**WHAT IS ASKED**. Please give the listing again, word for word, with nothing left out.
[BEGIN]
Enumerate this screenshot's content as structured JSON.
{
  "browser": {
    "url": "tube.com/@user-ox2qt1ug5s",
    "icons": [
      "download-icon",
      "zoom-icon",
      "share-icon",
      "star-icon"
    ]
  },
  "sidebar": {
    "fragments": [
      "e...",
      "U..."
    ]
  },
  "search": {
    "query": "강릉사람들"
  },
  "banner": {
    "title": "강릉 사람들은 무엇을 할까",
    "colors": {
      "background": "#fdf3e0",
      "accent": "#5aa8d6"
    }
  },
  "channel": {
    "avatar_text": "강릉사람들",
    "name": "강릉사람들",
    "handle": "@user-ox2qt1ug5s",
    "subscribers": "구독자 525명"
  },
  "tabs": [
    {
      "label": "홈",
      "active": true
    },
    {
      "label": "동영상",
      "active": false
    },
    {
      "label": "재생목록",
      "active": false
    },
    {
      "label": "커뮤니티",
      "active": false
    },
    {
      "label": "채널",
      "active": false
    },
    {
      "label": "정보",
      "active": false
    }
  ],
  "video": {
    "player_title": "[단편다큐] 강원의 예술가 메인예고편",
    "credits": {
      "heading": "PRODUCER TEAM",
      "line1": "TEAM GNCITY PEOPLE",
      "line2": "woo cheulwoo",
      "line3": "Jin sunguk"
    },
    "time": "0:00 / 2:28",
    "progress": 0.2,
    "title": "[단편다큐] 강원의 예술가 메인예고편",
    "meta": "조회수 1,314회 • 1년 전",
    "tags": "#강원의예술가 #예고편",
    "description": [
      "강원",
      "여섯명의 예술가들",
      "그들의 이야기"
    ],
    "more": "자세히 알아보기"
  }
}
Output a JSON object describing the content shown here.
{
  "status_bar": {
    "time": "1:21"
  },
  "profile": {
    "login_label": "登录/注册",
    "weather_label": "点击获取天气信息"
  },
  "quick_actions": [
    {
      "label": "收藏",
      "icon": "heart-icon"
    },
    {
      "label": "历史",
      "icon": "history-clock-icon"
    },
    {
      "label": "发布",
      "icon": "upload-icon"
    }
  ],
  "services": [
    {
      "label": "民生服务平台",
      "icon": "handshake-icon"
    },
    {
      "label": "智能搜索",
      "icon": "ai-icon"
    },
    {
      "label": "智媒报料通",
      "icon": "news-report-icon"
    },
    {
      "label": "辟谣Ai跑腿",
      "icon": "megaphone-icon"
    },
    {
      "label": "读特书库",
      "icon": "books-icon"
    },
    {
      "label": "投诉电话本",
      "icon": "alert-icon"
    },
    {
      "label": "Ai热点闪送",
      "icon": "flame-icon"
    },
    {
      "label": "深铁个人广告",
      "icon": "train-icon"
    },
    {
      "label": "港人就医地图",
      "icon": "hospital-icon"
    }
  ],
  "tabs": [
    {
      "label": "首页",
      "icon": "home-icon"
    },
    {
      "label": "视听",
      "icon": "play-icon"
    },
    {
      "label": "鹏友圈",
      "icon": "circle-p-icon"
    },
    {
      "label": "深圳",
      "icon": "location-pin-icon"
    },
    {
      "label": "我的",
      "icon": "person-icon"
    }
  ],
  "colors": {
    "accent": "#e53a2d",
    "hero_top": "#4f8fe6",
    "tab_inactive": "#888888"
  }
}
[END]
**TASK OUTPUT**.
Enumerate this screenshot's content as structured JSON.
{
  "browser": {
    "url": "tube.com/@user-ox2qt1ug5s",
    "icons": [
      "download-icon",
      "zoom-icon",
      "share-icon",
      "star-icon"
    ]
  },
  "sidebar": {
    "fragments": [
      "e...",
      "U..."
    ]
  },
  "search": {
    "query": "강릉사람들"
  },
  "banner": {
    "title": "강릉 사람들은 무엇을 할까",
    "colors": {
      "background": "#fdf3e0",
      "accent": "#5aa8d6"
    }
  },
  "channel": {
    "avatar_text": "강릉사람들",
    "name": "강릉사람들",
    "handle": "@user-ox2qt1ug5s",
    "subscribers": "구독자 525명"
  },
  "tabs": [
    {
      "label": "홈",
      "active": true
    },
    {
      "label": "동영상",
      "active": false
    },
    {
      "label": "재생목록",
      "active": false
    },
    {
      "label": "커뮤니티",
      "active": false
    },
    {
      "label": "채널",
      "active": false
    },
    {
      "label": "정보",
      "active": false
    }
  ],
  "video": {
    "player_title": "[단편다큐] 강원의 예술가 메인예고편",
    "credits": {
      "heading": "PRODUCER TEAM",
      "line1": "TEAM GNCITY PEOPLE",
      "line2": "woo cheulwoo",
      "line3": "Jin sunguk"
    },
    "time": "0:00 / 2:28",
    "progress": 0.2,
    "title": "[단편다큐] 강원의 예술가 메인예고편",
    "meta": "조회수 1,314회 • 1년 전",
    "tags": "#강원의예술가 #예고편",
    "description": [
      "강원",
      "여섯명의 예술가들",
      "그들의 이야기"
    ],
    "more": "자세히 알아보기"
  }
}
Output a JSON object describing the content shown here.
{
  "status_bar": {
    "time": "1:21"
  },
  "profile": {
    "login_label": "登录/注册",
    "weather_label": "点击获取天气信息"
  },
  "quick_actions": [
    {
      "label": "收藏",
      "icon": "heart-icon"
    },
    {
      "label": "历史",
      "icon": "history-clock-icon"
    },
    {
      "label": "发布",
      "icon": "upload-icon"
    }
  ],
  "services": [
    {
      "label": "民生服务平台",
      "icon": "handshake-icon"
    },
    {
      "label": "智能搜索",
      "icon": "ai-icon"
    },
    {
      "label": "智媒报料通",
      "icon": "news-report-icon"
    },
    {
      "label": "辟谣Ai跑腿",
      "icon": "megaphone-icon"
    },
    {
      "label": "读特书库",
      "icon": "books-icon"
    },
    {
      "label": "投诉电话本",
      "icon": "alert-icon"
    },
    {
      "label": "Ai热点闪送",
      "icon": "flame-icon"
    },
    {
      "label": "深铁个人广告",
      "icon": "train-icon"
    },
    {
      "label": "港人就医地图",
      "icon": "hospital-icon"
    }
  ],
  "tabs": [
    {
      "label": "首页",
      "icon": "home-icon"
    },
    {
      "label": "视听",
      "icon": "play-icon"
    },
    {
      "label": "鹏友圈",
      "icon": "circle-p-icon"
    },
    {
      "label": "深圳",
      "icon": "location-pin-icon"
    },
    {
      "label": "我的",
      "icon": "person-icon"
    }
  ],
  "colors": {
    "accent": "#e53a2d",
    "hero_top": "#4f8fe6",
    "tab_inactive": "#888888"
  }
}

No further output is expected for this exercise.